Start of Supplied records
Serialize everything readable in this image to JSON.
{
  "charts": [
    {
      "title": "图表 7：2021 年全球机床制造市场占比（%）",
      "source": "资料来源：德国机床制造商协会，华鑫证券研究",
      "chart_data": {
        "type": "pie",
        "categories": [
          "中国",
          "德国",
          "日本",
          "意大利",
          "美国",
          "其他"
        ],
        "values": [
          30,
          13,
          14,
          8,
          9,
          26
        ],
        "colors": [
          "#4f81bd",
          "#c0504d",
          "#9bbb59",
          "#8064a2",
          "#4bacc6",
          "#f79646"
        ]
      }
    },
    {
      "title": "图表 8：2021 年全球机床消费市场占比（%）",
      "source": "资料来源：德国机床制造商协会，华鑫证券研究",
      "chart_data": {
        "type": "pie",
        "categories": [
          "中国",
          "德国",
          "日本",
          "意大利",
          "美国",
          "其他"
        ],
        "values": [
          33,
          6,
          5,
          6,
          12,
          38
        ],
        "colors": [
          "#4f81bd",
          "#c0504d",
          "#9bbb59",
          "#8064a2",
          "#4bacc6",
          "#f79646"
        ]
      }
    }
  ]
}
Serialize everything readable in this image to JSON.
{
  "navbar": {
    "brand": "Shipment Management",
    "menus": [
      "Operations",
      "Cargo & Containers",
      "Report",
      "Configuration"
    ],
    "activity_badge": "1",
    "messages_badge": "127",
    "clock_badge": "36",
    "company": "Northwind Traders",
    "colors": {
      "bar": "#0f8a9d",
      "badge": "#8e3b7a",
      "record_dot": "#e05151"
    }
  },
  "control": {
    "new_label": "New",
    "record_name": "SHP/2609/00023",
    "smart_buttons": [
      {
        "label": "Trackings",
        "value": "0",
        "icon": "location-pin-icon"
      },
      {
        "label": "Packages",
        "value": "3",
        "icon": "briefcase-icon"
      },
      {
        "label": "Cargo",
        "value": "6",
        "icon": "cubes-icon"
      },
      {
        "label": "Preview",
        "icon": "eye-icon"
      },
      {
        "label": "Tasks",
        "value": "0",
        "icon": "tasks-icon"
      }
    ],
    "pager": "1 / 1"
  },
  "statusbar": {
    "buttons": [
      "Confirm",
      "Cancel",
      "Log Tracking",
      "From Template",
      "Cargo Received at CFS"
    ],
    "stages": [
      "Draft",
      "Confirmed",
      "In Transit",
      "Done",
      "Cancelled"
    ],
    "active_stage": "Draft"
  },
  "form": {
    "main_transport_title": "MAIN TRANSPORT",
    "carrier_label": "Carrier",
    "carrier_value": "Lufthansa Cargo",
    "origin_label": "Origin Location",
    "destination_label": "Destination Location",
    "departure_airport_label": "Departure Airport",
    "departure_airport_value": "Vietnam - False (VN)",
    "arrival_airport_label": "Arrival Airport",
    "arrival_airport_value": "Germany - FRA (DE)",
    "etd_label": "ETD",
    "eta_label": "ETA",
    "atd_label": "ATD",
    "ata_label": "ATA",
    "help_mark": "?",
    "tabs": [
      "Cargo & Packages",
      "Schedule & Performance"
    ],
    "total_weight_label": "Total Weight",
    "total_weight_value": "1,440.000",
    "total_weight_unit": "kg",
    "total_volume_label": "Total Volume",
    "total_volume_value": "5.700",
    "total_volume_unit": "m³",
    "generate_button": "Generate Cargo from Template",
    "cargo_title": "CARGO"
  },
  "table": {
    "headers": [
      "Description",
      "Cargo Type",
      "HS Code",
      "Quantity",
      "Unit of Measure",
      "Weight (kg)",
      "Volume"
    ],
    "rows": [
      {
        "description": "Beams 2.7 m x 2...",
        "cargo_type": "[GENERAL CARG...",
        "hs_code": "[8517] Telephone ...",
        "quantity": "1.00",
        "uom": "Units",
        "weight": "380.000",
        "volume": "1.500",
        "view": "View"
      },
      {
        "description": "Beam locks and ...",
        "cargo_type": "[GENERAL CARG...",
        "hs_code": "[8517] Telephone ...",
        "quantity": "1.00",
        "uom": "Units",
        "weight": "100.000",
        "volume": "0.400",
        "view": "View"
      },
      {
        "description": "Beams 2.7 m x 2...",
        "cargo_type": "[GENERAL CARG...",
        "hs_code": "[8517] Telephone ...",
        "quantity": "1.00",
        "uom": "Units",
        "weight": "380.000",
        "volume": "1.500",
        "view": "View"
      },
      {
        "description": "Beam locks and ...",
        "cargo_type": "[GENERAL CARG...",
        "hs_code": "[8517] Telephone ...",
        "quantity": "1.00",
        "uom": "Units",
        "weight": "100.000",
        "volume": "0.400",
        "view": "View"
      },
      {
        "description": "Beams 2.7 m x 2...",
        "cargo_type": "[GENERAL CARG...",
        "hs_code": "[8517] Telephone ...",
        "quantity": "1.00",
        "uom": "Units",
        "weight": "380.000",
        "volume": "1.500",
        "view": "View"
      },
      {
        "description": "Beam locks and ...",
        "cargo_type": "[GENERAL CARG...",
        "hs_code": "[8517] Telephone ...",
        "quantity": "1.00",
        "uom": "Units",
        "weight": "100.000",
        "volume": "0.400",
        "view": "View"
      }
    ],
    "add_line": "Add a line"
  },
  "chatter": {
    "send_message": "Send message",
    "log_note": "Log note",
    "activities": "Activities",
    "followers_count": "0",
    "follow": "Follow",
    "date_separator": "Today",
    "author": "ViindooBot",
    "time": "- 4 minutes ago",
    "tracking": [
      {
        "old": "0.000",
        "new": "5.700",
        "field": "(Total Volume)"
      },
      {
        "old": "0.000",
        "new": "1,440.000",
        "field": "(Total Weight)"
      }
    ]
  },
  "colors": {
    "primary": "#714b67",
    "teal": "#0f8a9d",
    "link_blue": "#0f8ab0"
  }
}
End of Supplied records
# Set exercise
Type the material above out again, exactly.

# Reply
Serialize everything readable in this image to JSON.
{
  "charts": [
    {
      "title": "图表 7：2021 年全球机床制造市场占比（%）",
      "source": "资料来源：德国机床制造商协会，华鑫证券研究",
      "chart_data": {
        "type": "pie",
        "categories": [
          "中国",
          "德国",
          "日本",
          "意大利",
          "美国",
          "其他"
        ],
        "values": [
          30,
          13,
          14,
          8,
          9,
          26
        ],
        "colors": [
          "#4f81bd",
          "#c0504d",
          "#9bbb59",
          "#8064a2",
          "#4bacc6",
          "#f79646"
        ]
      }
    },
    {
      "title": "图表 8：2021 年全球机床消费市场占比（%）",
      "source": "资料来源：德国机床制造商协会，华鑫证券研究",
      "chart_data": {
        "type": "pie",
        "categories": [
          "中国",
          "德国",
          "日本",
          "意大利",
          "美国",
          "其他"
        ],
        "values": [
          33,
          6,
          5,
          6,
          12,
          38
        ],
        "colors": [
          "#4f81bd",
          "#c0504d",
          "#9bbb59",
          "#8064a2",
          "#4bacc6",
          "#f79646"
        ]
      }
    }
  ]
}
Serialize everything readable in this image to JSON.
{
  "navbar": {
    "brand": "Shipment Management",
    "menus": [
      "Operations",
      "Cargo & Containers",
      "Report",
      "Configuration"
    ],
    "activity_badge": "1",
    "messages_badge": "127",
    "clock_badge": "36",
    "company": "Northwind Traders",
    "colors": {
      "bar": "#0f8a9d",
      "badge": "#8e3b7a",
      "record_dot": "#e05151"
    }
  },
  "control": {
    "new_label": "New",
    "record_name": "SHP/2609/00023",
    "smart_buttons": [
      {
        "label": "Trackings",
        "value": "0",
        "icon": "location-pin-icon"
      },
      {
        "label": "Packages",
        "value": "3",
        "icon": "briefcase-icon"
      },
      {
        "label": "Cargo",
        "value": "6",
        "icon": "cubes-icon"
      },
      {
        "label": "Preview",
        "icon": "eye-icon"
      },
      {
        "label": "Tasks",
        "value": "0",
        "icon": "tasks-icon"
      }
    ],
    "pager": "1 / 1"
  },
  "statusbar": {
    "buttons": [
      "Confirm",
      "Cancel",
      "Log Tracking",
      "From Template",
      "Cargo Received at CFS"
    ],
    "stages": [
      "Draft",
      "Confirmed",
      "In Transit",
      "Done",
      "Cancelled"
    ],
    "active_stage": "Draft"
  },
  "form": {
    "main_transport_title": "MAIN TRANSPORT",
    "carrier_label": "Carrier",
    "carrier_value": "Lufthansa Cargo",
    "origin_label": "Origin Location",
    "destination_label": "Destination Location",
    "departure_airport_label": "Departure Airport",
    "departure_airport_value": "Vietnam - False (VN)",
    "arrival_airport_label": "Arrival Airport",
    "arrival_airport_value": "Germany - FRA (DE)",
    "etd_label": "ETD",
    "eta_label": "ETA",
    "atd_label": "ATD",
    "ata_label": "ATA",
    "help_mark": "?",
    "tabs": [
      "Cargo & Packages",
      "Schedule & Performance"
    ],
    "total_weight_label": "Total Weight",
    "total_weight_value": "1,440.000",
    "total_weight_unit": "kg",
    "total_volume_label": "Total Volume",
    "total_volume_value": "5.700",
    "total_volume_unit": "m³",
    "generate_button": "Generate Cargo from Template",
    "cargo_title": "CARGO"
  },
  "table": {
    "headers": [
      "Description",
      "Cargo Type",
      "HS Code",
      "Quantity",
      "Unit of Measure",
      "Weight (kg)",
      "Volume"
    ],
    "rows": [
      {
        "description": "Beams 2.7 m x 2...",
        "cargo_type": "[GENERAL CARG...",
        "hs_code": "[8517] Telephone ...",
        "quantity": "1.00",
        "uom": "Units",
        "weight": "380.000",
        "volume": "1.500",
        "view": "View"
      },
      {
        "description": "Beam locks and ...",
        "cargo_type": "[GENERAL CARG...",
        "hs_code": "[8517] Telephone ...",
        "quantity": "1.00",
        "uom": "Units",
        "weight": "100.000",
        "volume": "0.400",
        "view": "View"
      },
      {
        "description": "Beams 2.7 m x 2...",
        "cargo_type": "[GENERAL CARG...",
        "hs_code": "[8517] Telephone ...",
        "quantity": "1.00",
        "uom": "Units",
        "weight": "380.000",
        "volume": "1.500",
        "view": "View"
      },
      {
        "description": "Beam locks and ...",
        "cargo_type": "[GENERAL CARG...",
        "hs_code": "[8517] Telephone ...",
        "quantity": "1.00",
        "uom": "Units",
        "weight": "100.000",
        "volume": "0.400",
        "view": "View"
      },
      {
        "description": "Beams 2.7 m x 2...",
        "cargo_type": "[GENERAL CARG...",
        "hs_code": "[8517] Telephone ...",
        "quantity": "1.00",
        "uom": "Units",
        "weight": "380.000",
        "volume": "1.500",
        "view": "View"
      },
      {
        "description": "Beam locks and ...",
        "cargo_type": "[GENERAL CARG...",
        "hs_code": "[8517] Telephone ...",
        "quantity": "1.00",
        "uom": "Units",
        "weight": "100.000",
        "volume": "0.400",
        "view": "View"
      }
    ],
    "add_line": "Add a line"
  },
  "chatter": {
    "send_message": "Send message",
    "log_note": "Log note",
    "activities": "Activities",
    "followers_count": "0",
    "follow": "Follow",
    "date_separator": "Today",
    "author": "ViindooBot",
    "time": "- 4 minutes ago",
    "tracking": [
      {
        "old": "0.000",
        "new": "5.700",
        "field": "(Total Volume)"
      },
      {
        "old": "0.000",
        "new": "1,440.000",
        "field": "(Total Weight)"
      }
    ]
  },
  "colors": {
    "primary": "#714b67",
    "teal": "#0f8a9d",
    "link_blue": "#0f8ab0"
  }
}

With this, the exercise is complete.